→ TASK OBJECTIVE
In the records that follow, locate every line with "помощь" and extract it.

→ MATERIAL FOR THE TASK
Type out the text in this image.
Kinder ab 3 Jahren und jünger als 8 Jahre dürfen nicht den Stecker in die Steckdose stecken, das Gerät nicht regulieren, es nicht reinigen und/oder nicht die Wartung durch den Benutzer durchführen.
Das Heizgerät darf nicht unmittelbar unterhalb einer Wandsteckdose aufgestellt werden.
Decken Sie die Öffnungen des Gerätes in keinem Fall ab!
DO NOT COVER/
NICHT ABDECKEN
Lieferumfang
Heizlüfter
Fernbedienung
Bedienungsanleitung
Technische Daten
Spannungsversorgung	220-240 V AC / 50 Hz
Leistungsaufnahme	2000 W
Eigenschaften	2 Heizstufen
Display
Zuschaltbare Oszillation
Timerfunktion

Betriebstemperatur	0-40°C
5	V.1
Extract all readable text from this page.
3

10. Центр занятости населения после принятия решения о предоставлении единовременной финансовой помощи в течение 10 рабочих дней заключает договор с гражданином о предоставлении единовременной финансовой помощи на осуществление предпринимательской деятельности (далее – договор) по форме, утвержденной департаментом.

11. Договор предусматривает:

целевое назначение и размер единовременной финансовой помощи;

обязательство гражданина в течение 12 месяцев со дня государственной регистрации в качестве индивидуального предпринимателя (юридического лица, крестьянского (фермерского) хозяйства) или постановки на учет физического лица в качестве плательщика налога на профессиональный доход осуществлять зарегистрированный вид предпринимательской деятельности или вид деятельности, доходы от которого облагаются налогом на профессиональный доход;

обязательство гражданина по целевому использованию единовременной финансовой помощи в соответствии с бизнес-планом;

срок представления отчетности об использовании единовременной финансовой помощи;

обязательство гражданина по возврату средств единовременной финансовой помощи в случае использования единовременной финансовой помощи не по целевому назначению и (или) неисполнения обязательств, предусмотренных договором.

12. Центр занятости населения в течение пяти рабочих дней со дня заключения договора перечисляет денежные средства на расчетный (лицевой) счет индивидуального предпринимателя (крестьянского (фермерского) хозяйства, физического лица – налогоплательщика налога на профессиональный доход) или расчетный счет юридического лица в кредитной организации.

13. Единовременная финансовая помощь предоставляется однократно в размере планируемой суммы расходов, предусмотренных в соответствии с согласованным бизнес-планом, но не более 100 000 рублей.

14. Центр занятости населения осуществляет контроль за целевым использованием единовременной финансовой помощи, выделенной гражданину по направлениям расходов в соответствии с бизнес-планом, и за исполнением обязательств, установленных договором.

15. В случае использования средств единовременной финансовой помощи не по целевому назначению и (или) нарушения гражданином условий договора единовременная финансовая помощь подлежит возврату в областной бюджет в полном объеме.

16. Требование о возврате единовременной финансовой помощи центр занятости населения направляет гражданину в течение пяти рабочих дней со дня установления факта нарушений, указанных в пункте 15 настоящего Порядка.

→ FINAL ANSWER
13. Единовременная финансовая помощь предоставляется однократно в размере планируемой суммы расходов, предусмотренных в соответствии с согласованным бизнес-планом, но не более 100 000 рублей.
15. В случае использования средств единовременной финансовой помощи не по целевому назначению и (или) нарушения гражданином условий договора единовременная финансовая помощь подлежит возврату в областной бюджет в полном объеме.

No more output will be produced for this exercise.